# WORK REQUIRED:
Rewrite the data from its first line through the line holding "category-label: Undecided —", inclusive, changing "Undecided" to "Unsure" and keeping everything else the same.

* * *

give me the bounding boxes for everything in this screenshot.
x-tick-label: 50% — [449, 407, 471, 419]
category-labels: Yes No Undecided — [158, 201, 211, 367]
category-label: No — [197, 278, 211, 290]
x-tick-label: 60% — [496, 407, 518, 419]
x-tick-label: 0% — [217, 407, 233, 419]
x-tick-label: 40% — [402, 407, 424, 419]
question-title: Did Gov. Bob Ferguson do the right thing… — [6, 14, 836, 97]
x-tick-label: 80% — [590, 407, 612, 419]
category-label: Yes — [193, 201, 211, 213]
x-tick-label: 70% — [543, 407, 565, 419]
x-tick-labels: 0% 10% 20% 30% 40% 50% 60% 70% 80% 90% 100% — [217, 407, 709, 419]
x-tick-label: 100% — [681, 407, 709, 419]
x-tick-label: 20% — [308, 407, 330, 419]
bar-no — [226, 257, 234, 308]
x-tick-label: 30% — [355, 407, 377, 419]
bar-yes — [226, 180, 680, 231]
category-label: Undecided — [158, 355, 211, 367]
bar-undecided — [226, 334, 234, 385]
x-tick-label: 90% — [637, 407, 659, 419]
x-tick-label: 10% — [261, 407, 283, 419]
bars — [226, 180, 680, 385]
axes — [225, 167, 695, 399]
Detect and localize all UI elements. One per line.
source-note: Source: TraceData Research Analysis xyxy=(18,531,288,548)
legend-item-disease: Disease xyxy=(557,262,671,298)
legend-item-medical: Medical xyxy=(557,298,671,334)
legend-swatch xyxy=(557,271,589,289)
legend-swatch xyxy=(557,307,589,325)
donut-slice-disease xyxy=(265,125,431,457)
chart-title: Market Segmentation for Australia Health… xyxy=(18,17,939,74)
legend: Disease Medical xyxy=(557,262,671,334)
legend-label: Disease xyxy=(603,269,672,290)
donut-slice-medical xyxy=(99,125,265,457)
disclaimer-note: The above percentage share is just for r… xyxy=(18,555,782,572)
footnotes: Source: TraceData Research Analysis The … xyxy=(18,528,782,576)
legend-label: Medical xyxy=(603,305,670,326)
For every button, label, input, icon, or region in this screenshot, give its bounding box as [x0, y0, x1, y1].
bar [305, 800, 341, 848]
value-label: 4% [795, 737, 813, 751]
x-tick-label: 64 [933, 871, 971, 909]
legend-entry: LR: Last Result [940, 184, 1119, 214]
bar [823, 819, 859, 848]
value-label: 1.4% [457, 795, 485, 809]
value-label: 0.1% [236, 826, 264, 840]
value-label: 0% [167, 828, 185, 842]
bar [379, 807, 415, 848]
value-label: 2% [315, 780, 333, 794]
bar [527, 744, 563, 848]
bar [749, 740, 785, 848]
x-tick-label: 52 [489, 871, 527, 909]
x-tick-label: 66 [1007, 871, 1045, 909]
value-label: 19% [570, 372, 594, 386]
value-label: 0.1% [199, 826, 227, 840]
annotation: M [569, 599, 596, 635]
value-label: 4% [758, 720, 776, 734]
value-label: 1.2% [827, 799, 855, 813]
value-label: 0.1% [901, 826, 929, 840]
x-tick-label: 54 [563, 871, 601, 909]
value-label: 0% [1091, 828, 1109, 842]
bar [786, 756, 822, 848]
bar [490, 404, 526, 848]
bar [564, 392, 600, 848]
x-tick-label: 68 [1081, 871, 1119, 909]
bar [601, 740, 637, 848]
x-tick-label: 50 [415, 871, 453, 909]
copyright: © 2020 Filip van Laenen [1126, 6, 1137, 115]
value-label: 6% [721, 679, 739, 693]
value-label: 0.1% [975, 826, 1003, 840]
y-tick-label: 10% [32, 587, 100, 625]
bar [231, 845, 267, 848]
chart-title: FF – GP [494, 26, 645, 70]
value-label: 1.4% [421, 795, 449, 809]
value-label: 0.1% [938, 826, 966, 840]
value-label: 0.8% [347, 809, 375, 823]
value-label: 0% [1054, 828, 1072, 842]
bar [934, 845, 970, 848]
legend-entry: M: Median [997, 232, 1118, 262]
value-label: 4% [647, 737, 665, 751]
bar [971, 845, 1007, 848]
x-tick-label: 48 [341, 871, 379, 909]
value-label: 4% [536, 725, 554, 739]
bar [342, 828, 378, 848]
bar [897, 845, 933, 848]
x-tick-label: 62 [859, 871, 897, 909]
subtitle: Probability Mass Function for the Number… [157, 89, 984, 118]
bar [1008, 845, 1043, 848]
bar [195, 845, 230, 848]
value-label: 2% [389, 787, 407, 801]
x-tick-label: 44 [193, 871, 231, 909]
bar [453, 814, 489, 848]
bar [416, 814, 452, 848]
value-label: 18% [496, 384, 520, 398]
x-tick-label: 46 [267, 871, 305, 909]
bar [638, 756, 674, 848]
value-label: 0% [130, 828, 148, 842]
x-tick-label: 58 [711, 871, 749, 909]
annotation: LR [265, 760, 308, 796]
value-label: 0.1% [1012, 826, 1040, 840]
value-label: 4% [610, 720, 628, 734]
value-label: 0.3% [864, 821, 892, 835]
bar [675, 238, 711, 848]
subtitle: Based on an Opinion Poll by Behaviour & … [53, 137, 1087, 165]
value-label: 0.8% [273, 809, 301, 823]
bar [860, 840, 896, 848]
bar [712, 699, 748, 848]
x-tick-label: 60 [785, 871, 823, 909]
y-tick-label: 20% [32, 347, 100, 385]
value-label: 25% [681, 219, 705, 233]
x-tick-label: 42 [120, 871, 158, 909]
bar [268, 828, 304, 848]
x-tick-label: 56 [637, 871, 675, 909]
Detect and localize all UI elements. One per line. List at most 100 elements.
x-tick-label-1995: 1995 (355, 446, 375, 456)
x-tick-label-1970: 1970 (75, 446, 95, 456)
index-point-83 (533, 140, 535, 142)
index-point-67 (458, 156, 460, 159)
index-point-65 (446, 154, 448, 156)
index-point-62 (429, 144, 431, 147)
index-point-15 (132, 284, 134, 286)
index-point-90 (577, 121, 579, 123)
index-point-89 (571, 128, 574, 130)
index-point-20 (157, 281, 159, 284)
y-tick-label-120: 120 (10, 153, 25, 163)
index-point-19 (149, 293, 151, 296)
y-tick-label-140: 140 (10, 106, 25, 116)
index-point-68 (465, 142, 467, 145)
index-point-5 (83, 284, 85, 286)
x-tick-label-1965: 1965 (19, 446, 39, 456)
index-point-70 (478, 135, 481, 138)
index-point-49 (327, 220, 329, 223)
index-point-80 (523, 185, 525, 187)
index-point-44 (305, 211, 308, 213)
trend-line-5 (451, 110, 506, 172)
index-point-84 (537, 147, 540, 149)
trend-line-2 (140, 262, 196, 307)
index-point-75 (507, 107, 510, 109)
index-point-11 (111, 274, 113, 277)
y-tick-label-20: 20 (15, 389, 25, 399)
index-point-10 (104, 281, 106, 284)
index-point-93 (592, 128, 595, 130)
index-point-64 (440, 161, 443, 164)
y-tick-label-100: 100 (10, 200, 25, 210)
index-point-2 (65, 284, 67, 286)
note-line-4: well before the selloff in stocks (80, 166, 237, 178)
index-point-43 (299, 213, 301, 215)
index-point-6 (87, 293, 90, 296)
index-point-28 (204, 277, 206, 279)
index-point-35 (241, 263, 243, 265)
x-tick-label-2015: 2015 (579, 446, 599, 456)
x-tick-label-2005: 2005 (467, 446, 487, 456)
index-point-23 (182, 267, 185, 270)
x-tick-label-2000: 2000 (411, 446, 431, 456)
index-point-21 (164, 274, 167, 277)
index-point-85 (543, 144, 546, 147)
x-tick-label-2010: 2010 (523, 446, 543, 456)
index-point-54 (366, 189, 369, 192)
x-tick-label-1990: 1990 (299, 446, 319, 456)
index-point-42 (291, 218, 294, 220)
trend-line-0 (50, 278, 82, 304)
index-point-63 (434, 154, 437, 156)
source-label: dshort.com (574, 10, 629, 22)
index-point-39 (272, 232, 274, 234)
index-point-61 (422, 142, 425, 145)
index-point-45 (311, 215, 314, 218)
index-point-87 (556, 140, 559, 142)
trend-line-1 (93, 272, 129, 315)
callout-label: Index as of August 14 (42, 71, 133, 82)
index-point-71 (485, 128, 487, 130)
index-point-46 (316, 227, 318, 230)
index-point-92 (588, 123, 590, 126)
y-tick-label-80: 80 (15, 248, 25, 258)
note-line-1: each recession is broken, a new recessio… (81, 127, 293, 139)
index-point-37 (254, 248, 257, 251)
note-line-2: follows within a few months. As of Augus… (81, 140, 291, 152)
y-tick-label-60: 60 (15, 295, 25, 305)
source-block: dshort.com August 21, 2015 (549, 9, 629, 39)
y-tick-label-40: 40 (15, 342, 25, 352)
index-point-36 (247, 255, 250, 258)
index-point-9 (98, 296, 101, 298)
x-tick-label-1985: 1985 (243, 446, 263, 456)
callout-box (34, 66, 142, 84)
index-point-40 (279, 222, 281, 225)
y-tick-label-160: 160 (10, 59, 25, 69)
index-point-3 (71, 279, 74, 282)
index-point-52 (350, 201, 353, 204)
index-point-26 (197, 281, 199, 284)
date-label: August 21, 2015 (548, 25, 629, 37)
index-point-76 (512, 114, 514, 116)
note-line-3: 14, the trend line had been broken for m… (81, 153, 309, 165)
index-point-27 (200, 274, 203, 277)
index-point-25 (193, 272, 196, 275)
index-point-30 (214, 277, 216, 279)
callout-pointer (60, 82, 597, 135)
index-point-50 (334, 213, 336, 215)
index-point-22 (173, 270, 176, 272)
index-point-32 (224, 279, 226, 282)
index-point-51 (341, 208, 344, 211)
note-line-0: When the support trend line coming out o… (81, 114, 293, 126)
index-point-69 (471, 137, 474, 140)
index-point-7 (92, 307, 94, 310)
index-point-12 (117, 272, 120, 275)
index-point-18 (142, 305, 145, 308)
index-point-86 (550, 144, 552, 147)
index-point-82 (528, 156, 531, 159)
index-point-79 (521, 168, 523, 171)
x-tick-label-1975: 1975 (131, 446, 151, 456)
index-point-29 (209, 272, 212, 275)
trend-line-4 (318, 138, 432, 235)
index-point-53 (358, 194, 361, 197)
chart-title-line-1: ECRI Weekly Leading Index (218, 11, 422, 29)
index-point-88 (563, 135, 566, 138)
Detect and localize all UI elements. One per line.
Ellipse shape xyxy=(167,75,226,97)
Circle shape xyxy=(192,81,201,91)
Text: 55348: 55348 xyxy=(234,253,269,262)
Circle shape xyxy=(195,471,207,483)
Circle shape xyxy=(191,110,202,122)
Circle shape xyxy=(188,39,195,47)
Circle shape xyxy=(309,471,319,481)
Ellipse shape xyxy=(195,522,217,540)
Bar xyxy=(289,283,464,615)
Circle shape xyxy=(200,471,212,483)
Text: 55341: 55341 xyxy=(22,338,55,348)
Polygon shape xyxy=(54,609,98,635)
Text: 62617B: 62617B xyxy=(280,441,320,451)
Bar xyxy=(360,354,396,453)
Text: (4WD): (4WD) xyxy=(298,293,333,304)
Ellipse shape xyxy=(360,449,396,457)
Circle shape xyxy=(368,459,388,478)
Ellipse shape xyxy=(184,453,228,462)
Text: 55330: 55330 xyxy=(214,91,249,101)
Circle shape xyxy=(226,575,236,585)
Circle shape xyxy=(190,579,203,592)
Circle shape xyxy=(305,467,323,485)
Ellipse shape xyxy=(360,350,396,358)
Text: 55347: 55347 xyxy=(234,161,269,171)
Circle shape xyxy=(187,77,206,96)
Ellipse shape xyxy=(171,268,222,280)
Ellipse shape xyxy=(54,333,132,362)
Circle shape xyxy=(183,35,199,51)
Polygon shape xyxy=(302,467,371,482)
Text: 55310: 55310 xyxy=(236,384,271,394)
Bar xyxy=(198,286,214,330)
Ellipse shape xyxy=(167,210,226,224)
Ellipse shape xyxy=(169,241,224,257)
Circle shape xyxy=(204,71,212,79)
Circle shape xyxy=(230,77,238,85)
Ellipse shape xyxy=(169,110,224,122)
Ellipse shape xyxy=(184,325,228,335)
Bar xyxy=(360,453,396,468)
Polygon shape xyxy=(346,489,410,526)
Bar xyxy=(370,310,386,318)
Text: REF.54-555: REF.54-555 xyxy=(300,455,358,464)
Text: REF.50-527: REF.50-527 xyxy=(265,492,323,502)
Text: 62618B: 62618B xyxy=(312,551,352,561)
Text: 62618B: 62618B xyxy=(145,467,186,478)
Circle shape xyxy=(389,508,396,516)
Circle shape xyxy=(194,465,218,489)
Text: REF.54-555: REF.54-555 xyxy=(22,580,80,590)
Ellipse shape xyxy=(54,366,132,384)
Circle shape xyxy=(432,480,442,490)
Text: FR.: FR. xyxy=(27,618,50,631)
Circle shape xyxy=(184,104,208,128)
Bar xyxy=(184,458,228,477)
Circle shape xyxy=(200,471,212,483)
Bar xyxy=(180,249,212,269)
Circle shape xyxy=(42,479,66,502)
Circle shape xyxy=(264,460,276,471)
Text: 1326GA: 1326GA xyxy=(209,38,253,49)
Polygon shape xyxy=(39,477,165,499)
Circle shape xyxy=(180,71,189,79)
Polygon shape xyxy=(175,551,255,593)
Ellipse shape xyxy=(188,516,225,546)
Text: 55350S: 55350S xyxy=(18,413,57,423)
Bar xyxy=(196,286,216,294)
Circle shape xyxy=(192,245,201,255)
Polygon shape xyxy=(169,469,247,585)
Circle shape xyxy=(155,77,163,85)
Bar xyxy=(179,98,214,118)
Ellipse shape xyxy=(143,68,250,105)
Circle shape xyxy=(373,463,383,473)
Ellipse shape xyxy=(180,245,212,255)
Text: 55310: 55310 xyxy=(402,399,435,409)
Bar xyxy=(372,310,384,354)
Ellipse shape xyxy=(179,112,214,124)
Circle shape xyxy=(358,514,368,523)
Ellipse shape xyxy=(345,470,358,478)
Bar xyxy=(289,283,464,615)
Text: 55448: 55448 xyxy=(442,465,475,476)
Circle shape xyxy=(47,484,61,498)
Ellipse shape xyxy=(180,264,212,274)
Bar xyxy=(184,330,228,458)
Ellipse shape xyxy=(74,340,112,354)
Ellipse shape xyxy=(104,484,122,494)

* * *

# EXERCISE OUTPUT:
give me the bounding boxes for everything in this screenshot.
x-tick-label: 50% — [449, 407, 471, 419]
category-labels: Yes No Unsure — [158, 201, 211, 367]
category-label: No — [197, 278, 211, 290]
x-tick-label: 60% — [496, 407, 518, 419]
x-tick-label: 0% — [217, 407, 233, 419]
x-tick-label: 40% — [402, 407, 424, 419]
question-title: Did Gov. Bob Ferguson do the right thing… — [6, 14, 836, 97]
x-tick-label: 80% — [590, 407, 612, 419]
category-label: Yes — [193, 201, 211, 213]
x-tick-label: 70% — [543, 407, 565, 419]
x-tick-labels: 0% 10% 20% 30% 40% 50% 60% 70% 80% 90% 100% — [217, 407, 709, 419]
x-tick-label: 100% — [681, 407, 709, 419]
x-tick-label: 20% — [308, 407, 330, 419]
bar-no — [226, 257, 234, 308]
x-tick-label: 30% — [355, 407, 377, 419]
bar-yes — [226, 180, 680, 231]
category-label: Unsure — [158, 355, 211, 367]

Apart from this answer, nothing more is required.